• Exercise requirements:
Gather every line that includes the word "blockade", please.

• Records shown:
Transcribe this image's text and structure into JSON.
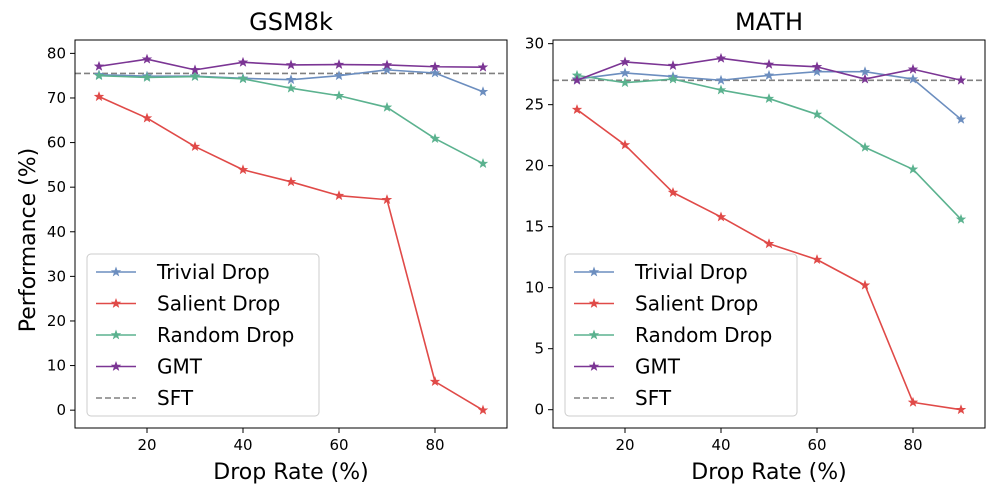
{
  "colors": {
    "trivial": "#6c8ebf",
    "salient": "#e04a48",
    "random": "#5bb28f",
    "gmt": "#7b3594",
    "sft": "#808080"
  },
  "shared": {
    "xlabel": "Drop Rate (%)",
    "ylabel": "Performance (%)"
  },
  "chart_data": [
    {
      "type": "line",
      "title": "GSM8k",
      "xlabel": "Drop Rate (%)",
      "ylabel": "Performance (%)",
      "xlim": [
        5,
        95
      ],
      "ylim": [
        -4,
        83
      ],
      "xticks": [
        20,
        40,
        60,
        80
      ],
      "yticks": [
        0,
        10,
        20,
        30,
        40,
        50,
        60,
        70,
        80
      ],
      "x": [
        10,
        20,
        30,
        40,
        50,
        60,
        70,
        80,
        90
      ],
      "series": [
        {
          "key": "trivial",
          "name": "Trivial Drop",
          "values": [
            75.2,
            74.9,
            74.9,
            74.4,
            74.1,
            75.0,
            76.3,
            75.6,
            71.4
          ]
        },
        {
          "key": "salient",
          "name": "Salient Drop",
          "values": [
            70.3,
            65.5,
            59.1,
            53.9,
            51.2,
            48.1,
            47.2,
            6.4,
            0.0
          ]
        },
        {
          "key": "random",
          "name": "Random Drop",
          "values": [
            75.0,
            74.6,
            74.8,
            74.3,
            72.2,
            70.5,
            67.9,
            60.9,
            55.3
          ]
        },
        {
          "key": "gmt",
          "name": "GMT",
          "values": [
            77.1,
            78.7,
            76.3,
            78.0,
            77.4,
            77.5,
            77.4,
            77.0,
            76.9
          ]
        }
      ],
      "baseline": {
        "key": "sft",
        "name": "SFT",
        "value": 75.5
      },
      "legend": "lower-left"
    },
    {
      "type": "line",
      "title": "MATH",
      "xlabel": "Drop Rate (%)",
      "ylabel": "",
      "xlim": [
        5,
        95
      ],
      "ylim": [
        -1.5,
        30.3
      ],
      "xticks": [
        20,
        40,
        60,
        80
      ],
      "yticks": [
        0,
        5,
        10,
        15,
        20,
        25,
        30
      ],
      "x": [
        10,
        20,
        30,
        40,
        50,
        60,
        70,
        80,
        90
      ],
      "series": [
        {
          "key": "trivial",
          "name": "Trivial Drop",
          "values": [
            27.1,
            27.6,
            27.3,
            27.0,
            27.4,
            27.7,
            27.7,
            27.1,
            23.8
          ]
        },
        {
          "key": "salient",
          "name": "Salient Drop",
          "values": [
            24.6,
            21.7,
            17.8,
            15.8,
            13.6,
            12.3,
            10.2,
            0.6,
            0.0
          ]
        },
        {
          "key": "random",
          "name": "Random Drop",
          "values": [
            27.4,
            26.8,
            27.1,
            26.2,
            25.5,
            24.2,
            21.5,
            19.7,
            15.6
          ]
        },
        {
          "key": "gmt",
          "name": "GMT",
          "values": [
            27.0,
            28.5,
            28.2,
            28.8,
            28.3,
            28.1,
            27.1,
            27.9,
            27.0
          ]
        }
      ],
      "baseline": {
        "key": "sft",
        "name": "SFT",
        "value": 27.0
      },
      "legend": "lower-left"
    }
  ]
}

---

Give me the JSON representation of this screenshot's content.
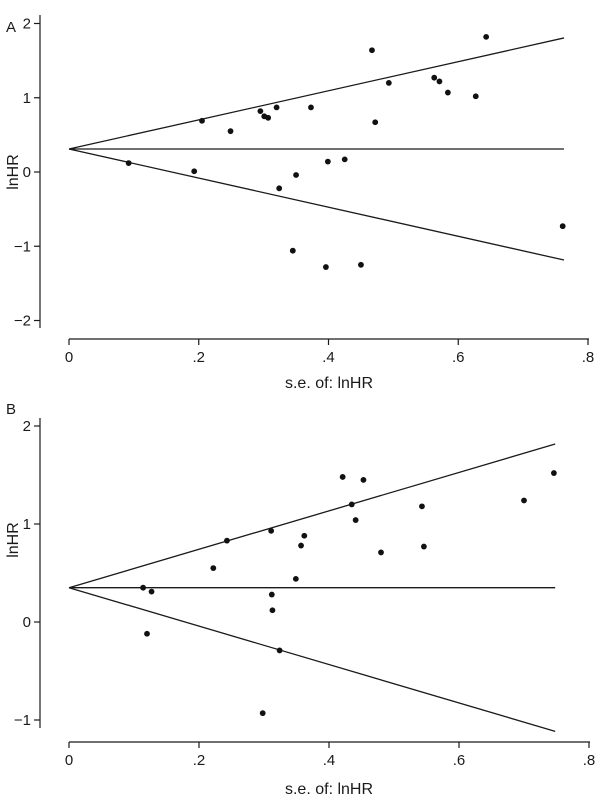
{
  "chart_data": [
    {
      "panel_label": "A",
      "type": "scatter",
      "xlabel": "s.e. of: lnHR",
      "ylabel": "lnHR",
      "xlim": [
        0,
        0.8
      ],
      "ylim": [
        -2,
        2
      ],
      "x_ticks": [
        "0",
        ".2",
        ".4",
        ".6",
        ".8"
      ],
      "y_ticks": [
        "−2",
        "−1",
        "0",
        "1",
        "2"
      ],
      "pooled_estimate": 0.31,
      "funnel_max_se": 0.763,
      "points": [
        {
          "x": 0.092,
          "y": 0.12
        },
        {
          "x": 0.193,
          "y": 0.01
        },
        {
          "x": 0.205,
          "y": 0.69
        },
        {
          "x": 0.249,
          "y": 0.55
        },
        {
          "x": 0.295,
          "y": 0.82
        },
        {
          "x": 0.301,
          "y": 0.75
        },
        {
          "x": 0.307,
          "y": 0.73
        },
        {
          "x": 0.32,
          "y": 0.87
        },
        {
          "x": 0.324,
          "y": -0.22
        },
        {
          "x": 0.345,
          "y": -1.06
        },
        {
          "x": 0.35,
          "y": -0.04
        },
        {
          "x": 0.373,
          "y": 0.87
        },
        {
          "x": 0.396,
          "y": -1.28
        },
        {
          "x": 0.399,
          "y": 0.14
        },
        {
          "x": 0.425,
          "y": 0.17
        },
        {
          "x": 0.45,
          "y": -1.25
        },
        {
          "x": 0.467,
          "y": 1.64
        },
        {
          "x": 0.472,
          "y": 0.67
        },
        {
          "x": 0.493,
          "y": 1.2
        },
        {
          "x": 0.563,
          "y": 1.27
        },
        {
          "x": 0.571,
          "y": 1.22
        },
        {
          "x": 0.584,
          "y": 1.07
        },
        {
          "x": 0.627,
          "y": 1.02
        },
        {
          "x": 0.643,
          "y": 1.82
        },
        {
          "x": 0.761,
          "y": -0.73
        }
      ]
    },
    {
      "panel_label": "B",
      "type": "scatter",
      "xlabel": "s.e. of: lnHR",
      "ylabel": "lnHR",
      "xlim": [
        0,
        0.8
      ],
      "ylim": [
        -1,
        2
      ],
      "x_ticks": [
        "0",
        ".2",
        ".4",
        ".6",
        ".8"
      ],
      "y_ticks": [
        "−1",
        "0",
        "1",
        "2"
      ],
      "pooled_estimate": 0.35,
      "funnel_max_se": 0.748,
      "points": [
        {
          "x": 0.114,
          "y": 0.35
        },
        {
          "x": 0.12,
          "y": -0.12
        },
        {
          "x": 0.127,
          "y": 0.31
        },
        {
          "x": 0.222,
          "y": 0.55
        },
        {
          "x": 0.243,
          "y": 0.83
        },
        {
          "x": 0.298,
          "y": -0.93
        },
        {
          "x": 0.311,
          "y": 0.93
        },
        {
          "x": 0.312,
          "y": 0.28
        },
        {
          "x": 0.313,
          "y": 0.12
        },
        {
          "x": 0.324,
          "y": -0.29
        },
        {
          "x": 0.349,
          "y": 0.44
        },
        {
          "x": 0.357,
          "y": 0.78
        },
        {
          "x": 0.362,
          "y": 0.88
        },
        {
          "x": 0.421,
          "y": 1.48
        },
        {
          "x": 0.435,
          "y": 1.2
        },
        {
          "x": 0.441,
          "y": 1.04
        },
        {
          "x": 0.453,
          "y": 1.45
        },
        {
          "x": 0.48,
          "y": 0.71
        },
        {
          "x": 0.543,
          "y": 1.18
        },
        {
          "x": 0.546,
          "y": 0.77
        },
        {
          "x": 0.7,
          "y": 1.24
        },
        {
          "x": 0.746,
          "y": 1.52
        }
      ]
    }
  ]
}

==

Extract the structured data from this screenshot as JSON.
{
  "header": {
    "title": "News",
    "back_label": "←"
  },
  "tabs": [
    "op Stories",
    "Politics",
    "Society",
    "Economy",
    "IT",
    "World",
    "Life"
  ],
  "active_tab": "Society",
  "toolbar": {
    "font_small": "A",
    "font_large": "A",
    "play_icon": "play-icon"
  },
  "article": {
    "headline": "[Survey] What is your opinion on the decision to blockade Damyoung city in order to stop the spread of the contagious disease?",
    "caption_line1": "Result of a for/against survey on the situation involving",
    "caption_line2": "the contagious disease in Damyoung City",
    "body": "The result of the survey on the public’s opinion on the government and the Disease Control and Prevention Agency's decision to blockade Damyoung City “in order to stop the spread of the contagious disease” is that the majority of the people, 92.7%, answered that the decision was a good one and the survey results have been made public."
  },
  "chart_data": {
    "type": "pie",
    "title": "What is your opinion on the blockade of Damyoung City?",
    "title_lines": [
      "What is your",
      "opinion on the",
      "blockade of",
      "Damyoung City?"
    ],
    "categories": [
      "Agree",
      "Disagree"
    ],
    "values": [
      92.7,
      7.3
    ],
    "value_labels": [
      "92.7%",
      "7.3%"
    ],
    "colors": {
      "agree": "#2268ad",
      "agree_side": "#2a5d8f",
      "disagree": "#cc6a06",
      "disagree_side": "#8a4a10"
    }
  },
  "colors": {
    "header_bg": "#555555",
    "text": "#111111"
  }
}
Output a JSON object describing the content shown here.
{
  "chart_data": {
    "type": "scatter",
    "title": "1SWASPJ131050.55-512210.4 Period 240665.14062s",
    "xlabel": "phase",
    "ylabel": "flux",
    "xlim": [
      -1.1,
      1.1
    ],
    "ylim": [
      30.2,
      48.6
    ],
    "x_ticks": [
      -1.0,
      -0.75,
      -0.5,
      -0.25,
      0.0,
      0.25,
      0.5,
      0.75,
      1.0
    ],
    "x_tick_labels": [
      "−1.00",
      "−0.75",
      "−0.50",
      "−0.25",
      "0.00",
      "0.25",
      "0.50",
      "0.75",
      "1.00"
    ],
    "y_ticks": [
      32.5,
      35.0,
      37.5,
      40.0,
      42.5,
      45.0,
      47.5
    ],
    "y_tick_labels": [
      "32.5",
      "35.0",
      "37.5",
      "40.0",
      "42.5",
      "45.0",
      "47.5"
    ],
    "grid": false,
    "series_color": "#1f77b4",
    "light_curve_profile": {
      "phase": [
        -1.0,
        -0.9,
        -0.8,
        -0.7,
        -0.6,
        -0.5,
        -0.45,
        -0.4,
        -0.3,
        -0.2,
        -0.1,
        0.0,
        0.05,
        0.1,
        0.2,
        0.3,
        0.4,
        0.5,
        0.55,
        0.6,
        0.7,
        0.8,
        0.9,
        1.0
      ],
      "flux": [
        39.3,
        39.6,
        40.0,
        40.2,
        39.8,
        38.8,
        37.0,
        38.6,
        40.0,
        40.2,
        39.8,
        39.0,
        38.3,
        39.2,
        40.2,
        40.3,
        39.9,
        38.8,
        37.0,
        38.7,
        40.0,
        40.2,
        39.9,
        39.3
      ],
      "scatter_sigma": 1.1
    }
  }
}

• Reply to the task:
    "headline": "[Survey] What is your opinion on the decision to blockade Damyoung city in order to stop the spread of the contagious disease?",
    "body": "The result of the survey on the public’s opinion on the government and the Disease Control and Prevention Agency's decision to blockade Damyoung City “in order to stop the spread of the contagious disease” is that the majority of the people, 92.7%, answered that the decision was a good one and the survey results have been made public."
    "title": "What is your opinion on the blockade of Damyoung City?",
      "blockade of",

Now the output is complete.